Required work:
Write out all the data again, exactly as it stands.

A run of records
______________________________

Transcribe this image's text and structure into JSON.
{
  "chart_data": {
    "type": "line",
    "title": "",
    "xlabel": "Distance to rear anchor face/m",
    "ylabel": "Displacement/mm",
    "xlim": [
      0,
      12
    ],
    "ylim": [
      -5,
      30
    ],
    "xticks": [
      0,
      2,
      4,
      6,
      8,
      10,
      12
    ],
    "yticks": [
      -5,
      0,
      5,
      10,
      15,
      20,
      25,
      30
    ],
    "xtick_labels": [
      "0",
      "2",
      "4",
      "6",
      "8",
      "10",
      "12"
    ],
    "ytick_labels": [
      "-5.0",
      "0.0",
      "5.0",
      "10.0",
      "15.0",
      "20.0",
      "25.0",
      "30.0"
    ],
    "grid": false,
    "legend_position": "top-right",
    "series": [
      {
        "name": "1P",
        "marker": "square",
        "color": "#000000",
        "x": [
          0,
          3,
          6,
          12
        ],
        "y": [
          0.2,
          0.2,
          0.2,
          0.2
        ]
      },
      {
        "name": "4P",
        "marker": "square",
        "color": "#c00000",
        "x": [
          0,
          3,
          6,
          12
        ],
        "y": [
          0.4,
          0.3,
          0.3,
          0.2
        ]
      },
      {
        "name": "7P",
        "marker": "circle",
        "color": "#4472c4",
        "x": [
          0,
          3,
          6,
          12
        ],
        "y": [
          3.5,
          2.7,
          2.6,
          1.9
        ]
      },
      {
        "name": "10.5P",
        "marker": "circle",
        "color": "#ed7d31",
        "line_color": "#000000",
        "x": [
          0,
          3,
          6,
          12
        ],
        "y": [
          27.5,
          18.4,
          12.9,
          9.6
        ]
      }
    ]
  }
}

______________________________

Result of this task:
Transcribe this image's text and structure into JSON.
{
  "chart_data": {
    "type": "line",
    "title": "",
    "xlabel": "Distance to rear anchor face/m",
    "ylabel": "Displacement/mm",
    "xlim": [
      0,
      12
    ],
    "ylim": [
      -5,
      30
    ],
    "xticks": [
      0,
      2,
      4,
      6,
      8,
      10,
      12
    ],
    "yticks": [
      -5,
      0,
      5,
      10,
      15,
      20,
      25,
      30
    ],
    "xtick_labels": [
      "0",
      "2",
      "4",
      "6",
      "8",
      "10",
      "12"
    ],
    "ytick_labels": [
      "-5.0",
      "0.0",
      "5.0",
      "10.0",
      "15.0",
      "20.0",
      "25.0",
      "30.0"
    ],
    "grid": false,
    "legend_position": "top-right",
    "series": [
      {
        "name": "1P",
        "marker": "square",
        "color": "#000000",
        "x": [
          0,
          3,
          6,
          12
        ],
        "y": [
          0.2,
          0.2,
          0.2,
          0.2
        ]
      },
      {
        "name": "4P",
        "marker": "square",
        "color": "#c00000",
        "x": [
          0,
          3,
          6,
          12
        ],
        "y": [
          0.4,
          0.3,
          0.3,
          0.2
        ]
      },
      {
        "name": "7P",
        "marker": "circle",
        "color": "#4472c4",
        "x": [
          0,
          3,
          6,
          12
        ],
        "y": [
          3.5,
          2.7,
          2.6,
          1.9
        ]
      },
      {
        "name": "10.5P",
        "marker": "circle",
        "color": "#ed7d31",
        "line_color": "#000000",
        "x": [
          0,
          3,
          6,
          12
        ],
        "y": [
          27.5,
          18.4,
          12.9,
          9.6
        ]
      }
    ]
  }
}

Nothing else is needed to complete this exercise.